Reproduce every entry that follows word for word, but omit the images.

-- START OF ENTRIES SUPPLIED --

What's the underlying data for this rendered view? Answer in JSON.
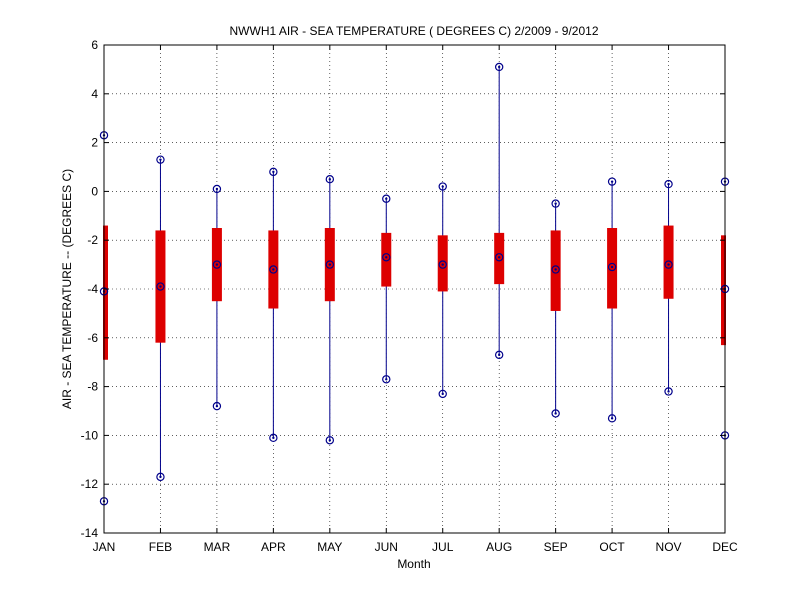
{
  "chart_data": {
    "type": "box",
    "title": "NWWH1  AIR - SEA TEMPERATURE ( DEGREES C) 2/2009 - 9/2012",
    "xlabel": "Month",
    "ylabel": "AIR - SEA TEMPERATURE -- (DEGREES C)",
    "ylim": [
      -14,
      6
    ],
    "yticks": [
      -14,
      -12,
      -10,
      -8,
      -6,
      -4,
      -2,
      0,
      2,
      4,
      6
    ],
    "grid": true,
    "categories": [
      "JAN",
      "FEB",
      "MAR",
      "APR",
      "MAY",
      "JUN",
      "JUL",
      "AUG",
      "SEP",
      "OCT",
      "NOV",
      "DEC"
    ],
    "min": [
      -12.7,
      -11.7,
      -8.8,
      -10.1,
      -10.2,
      -7.7,
      -8.3,
      -6.7,
      -9.1,
      -9.3,
      -8.2,
      -10.0
    ],
    "q1": [
      -6.9,
      -6.2,
      -4.5,
      -4.8,
      -4.5,
      -3.9,
      -4.1,
      -3.8,
      -4.9,
      -4.8,
      -4.4,
      -6.3
    ],
    "median": [
      -4.1,
      -3.9,
      -3.0,
      -3.2,
      -3.0,
      -2.7,
      -3.0,
      -2.7,
      -3.2,
      -3.1,
      -3.0,
      -4.0
    ],
    "q3": [
      -1.4,
      -1.6,
      -1.5,
      -1.6,
      -1.5,
      -1.7,
      -1.8,
      -1.7,
      -1.6,
      -1.5,
      -1.4,
      -1.8
    ],
    "max": [
      2.3,
      1.3,
      0.1,
      0.8,
      0.5,
      -0.3,
      0.2,
      5.1,
      -0.5,
      0.4,
      0.3,
      0.4
    ],
    "colors": {
      "box": "#dd0000",
      "whisker": "#00008b",
      "grid": "#000000"
    }
  }
}
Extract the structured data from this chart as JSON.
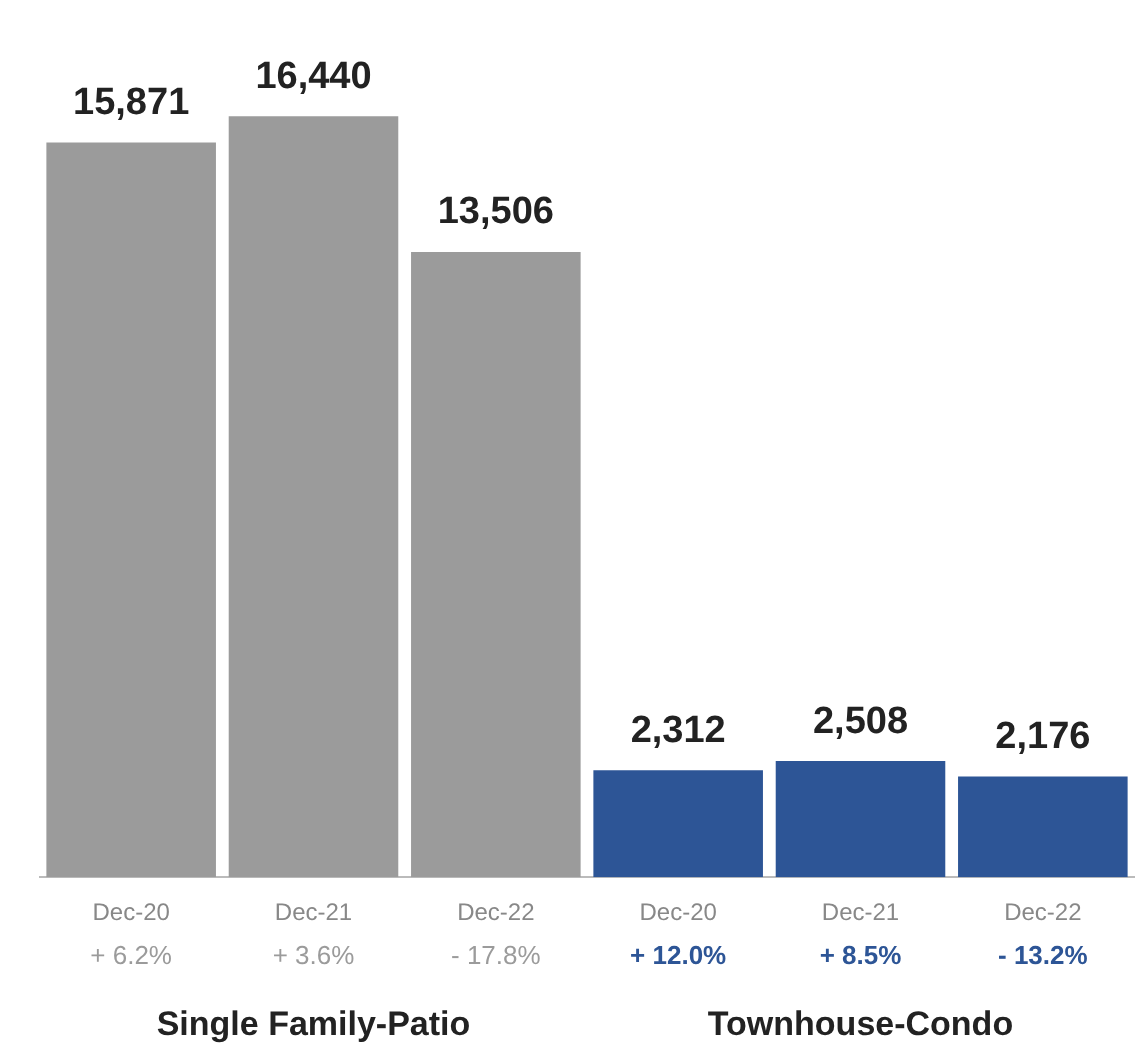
{
  "chart_data": {
    "type": "bar",
    "categories": [
      "Dec-20",
      "Dec-21",
      "Dec-22",
      "Dec-20",
      "Dec-21",
      "Dec-22"
    ],
    "values": [
      15871,
      16440,
      13506,
      2312,
      2508,
      2176
    ],
    "colors": [
      "#9b9b9b",
      "#9b9b9b",
      "#9b9b9b",
      "#2d5596",
      "#2d5596",
      "#2d5596"
    ],
    "value_labels": [
      "15,871",
      "16,440",
      "13,506",
      "2,312",
      "2,508",
      "2,176"
    ],
    "annotations": [
      "+ 6.2%",
      "+ 3.6%",
      "- 17.8%",
      "+ 12.0%",
      "+ 8.5%",
      "- 13.2%",
      "Single Family-Patio",
      "Townhouse-Condo"
    ]
  }
}
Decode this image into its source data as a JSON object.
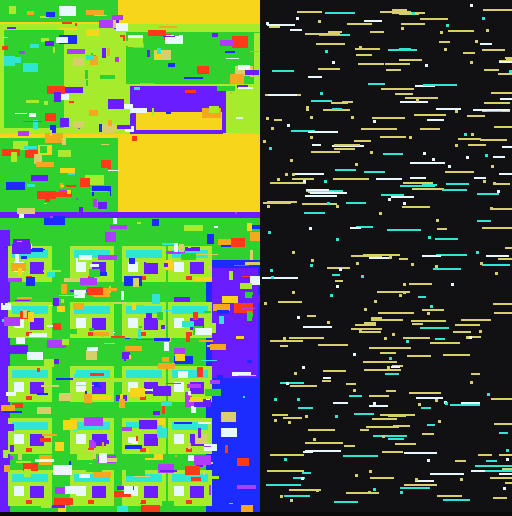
{
  "image": {
    "kind": "die micrograph",
    "colors": {
      "background": "#0a0a0a",
      "dark_region": "#111114",
      "yellow": "#f6d51a",
      "orange": "#f2a91d",
      "green": "#2fd12f",
      "lime": "#a6ec2d",
      "cyan": "#2fe6d4",
      "blue": "#1c2cff",
      "purple": "#6a1dff",
      "magenta": "#b03cff",
      "red": "#ff3a1a",
      "white": "#e9f7ff",
      "khaki": "#d6cf6a"
    },
    "icon_names": [
      "circuit-tiles",
      "metal-traces",
      "dark-die-area"
    ]
  }
}
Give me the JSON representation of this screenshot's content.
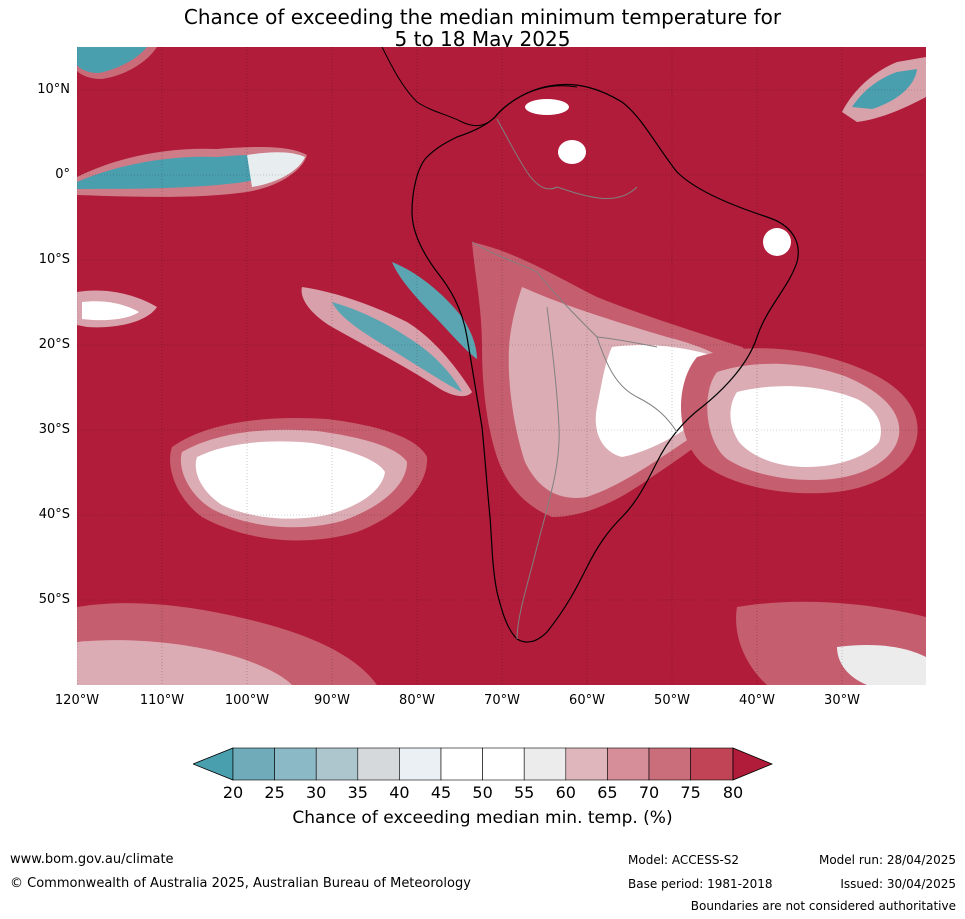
{
  "title": {
    "line1": "Chance of exceeding the median minimum temperature for",
    "line2": "5 to 18 May 2025"
  },
  "map": {
    "lat_labels": [
      "10°N",
      "0°",
      "10°S",
      "20°S",
      "30°S",
      "40°S",
      "50°S"
    ],
    "lon_labels": [
      "120°W",
      "110°W",
      "100°W",
      "90°W",
      "80°W",
      "70°W",
      "60°W",
      "50°W",
      "40°W",
      "30°W"
    ],
    "background_color": "#b01c39",
    "coast_color": "#000000",
    "border_color": "#808080"
  },
  "colorbar": {
    "ticks": [
      "20",
      "25",
      "30",
      "35",
      "40",
      "45",
      "50",
      "55",
      "60",
      "65",
      "70",
      "75",
      "80"
    ],
    "colors": [
      "#4a9fae",
      "#6fabb8",
      "#8cb9c6",
      "#adc5cc",
      "#d5d9db",
      "#eaf0f3",
      "#ffffff",
      "#ffffff",
      "#ececec",
      "#e0b6bd",
      "#d68e99",
      "#ca6e7c",
      "#c04456",
      "#b01c39"
    ],
    "label": "Chance of exceeding median min. temp. (%)"
  },
  "footer": {
    "url": "www.bom.gov.au/climate",
    "copyright": "© Commonwealth of Australia 2025, Australian Bureau of Meteorology",
    "model": "Model: ACCESS-S2",
    "base_period": "Base period: 1981-2018",
    "model_run": "Model run: 28/04/2025",
    "issued": "Issued: 30/04/2025",
    "disclaimer": "Boundaries are not considered authoritative"
  }
}
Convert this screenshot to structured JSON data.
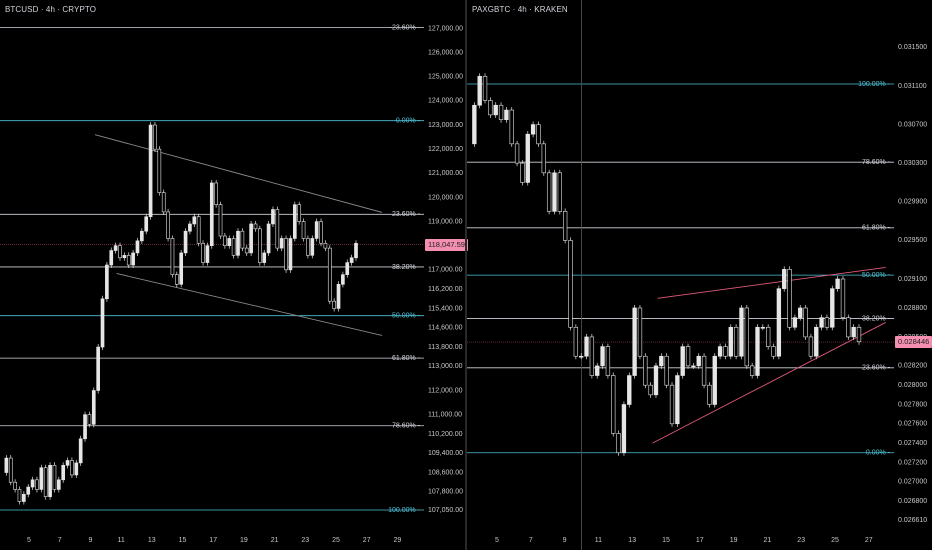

-- END OF ENTRIES SUPPLIED --

** SOLVED PROBLEM **
What's the underlying data for this rendered view? Answer in JSON.
{
  "chart_data": {
    "type": "box",
    "title": "NWWH1  AIR - SEA TEMPERATURE ( DEGREES C) 2/2009 - 9/2012",
    "xlabel": "Month",
    "ylabel": "AIR - SEA TEMPERATURE -- (DEGREES C)",
    "ylim": [
      -14,
      6
    ],
    "yticks": [
      -14,
      -12,
      -10,
      -8,
      -6,
      -4,
      -2,
      0,
      2,
      4,
      6
    ],
    "grid": true,
    "categories": [
      "JAN",
      "FEB",
      "MAR",
      "APR",
      "MAY",
      "JUN",
      "JUL",
      "AUG",
      "SEP",
      "OCT",
      "NOV",
      "DEC"
    ],
    "min": [
      -12.7,
      -11.7,
      -8.8,
      -10.1,
      -10.2,
      -7.7,
      -8.3,
      -6.7,
      -9.1,
      -9.3,
      -8.2,
      -10.0
    ],
    "q1": [
      -6.9,
      -6.2,
      -4.5,
      -4.8,
      -4.5,
      -3.9,
      -4.1,
      -3.8,
      -4.9,
      -4.8,
      -4.4,
      -6.3
    ],
    "median": [
      -4.1,
      -3.9,
      -3.0,
      -3.2,
      -3.0,
      -2.7,
      -3.0,
      -2.7,
      -3.2,
      -3.1,
      -3.0,
      -4.0
    ],
    "q3": [
      -1.4,
      -1.6,
      -1.5,
      -1.6,
      -1.5,
      -1.7,
      -1.8,
      -1.7,
      -1.6,
      -1.5,
      -1.4,
      -1.8
    ],
    "max": [
      2.3,
      1.3,
      0.1,
      0.8,
      0.5,
      -0.3,
      0.2,
      5.1,
      -0.5,
      0.4,
      0.3,
      0.4
    ],
    "colors": {
      "box": "#dd0000",
      "whisker": "#00008b",
      "grid": "#000000"
    }
  }
}
Extract the structured data from this chart as JSON.
{
  "chart_data": {
    "type": "bar",
    "categories": [
      "Dec-20",
      "Dec-21",
      "Dec-22",
      "Dec-20",
      "Dec-21",
      "Dec-22"
    ],
    "values": [
      15871,
      16440,
      13506,
      2312,
      2508,
      2176
    ],
    "colors": [
      "#9b9b9b",
      "#9b9b9b",
      "#9b9b9b",
      "#2d5596",
      "#2d5596",
      "#2d5596"
    ],
    "value_labels": [
      "15,871",
      "16,440",
      "13,506",
      "2,312",
      "2,508",
      "2,176"
    ],
    "annotations": [
      "+ 6.2%",
      "+ 3.6%",
      "- 17.8%",
      "+ 12.0%",
      "+ 8.5%",
      "- 13.2%",
      "Single Family-Patio",
      "Townhouse-Condo"
    ]
  }
}
Decode this image into its source data as a JSON object.
{
  "image": {
    "kind": "die micrograph",
    "colors": {
      "background": "#0a0a0a",
      "dark_region": "#111114",
      "yellow": "#f6d51a",
      "orange": "#f2a91d",
      "green": "#2fd12f",
      "lime": "#a6ec2d",
      "cyan": "#2fe6d4",
      "blue": "#1c2cff",
      "purple": "#6a1dff",
      "magenta": "#b03cff",
      "red": "#ff3a1a",
      "white": "#e9f7ff",
      "khaki": "#d6cf6a"
    },
    "icon_names": [
      "circuit-tiles",
      "metal-traces",
      "dark-die-area"
    ]
  }
}
Give me the JSON representation of this screenshot's content.
{
  "title": {
    "line1": "Chance of exceeding the median minimum temperature for",
    "line2": "5 to 18 May 2025"
  },
  "map": {
    "lat_labels": [
      "10°N",
      "0°",
      "10°S",
      "20°S",
      "30°S",
      "40°S",
      "50°S"
    ],
    "lon_labels": [
      "120°W",
      "110°W",
      "100°W",
      "90°W",
      "80°W",
      "70°W",
      "60°W",
      "50°W",
      "40°W",
      "30°W"
    ],
    "background_color": "#b01c39",
    "coast_color": "#000000",
    "border_color": "#808080"
  },
  "colorbar": {
    "ticks": [
      "20",
      "25",
      "30",
      "35",
      "40",
      "45",
      "50",
      "55",
      "60",
      "65",
      "70",
      "75",
      "80"
    ],
    "colors": [
      "#4a9fae",
      "#6fabb8",
      "#8cb9c6",
      "#adc5cc",
      "#d5d9db",
      "#eaf0f3",
      "#ffffff",
      "#ffffff",
      "#ececec",
      "#e0b6bd",
      "#d68e99",
      "#ca6e7c",
      "#c04456",
      "#b01c39"
    ],
    "label": "Chance of exceeding median min. temp. (%)"
  },
  "footer": {
    "url": "www.bom.gov.au/climate",
    "copyright": "© Commonwealth of Australia 2025, Australian Bureau of Meteorology",
    "model": "Model: ACCESS-S2",
    "base_period": "Base period: 1981-2018",
    "model_run": "Model run: 28/04/2025",
    "issued": "Issued: 30/04/2025",
    "disclaimer": "Boundaries are not considered authoritative"
  }
}
Convert this screenshot to structured JSON data.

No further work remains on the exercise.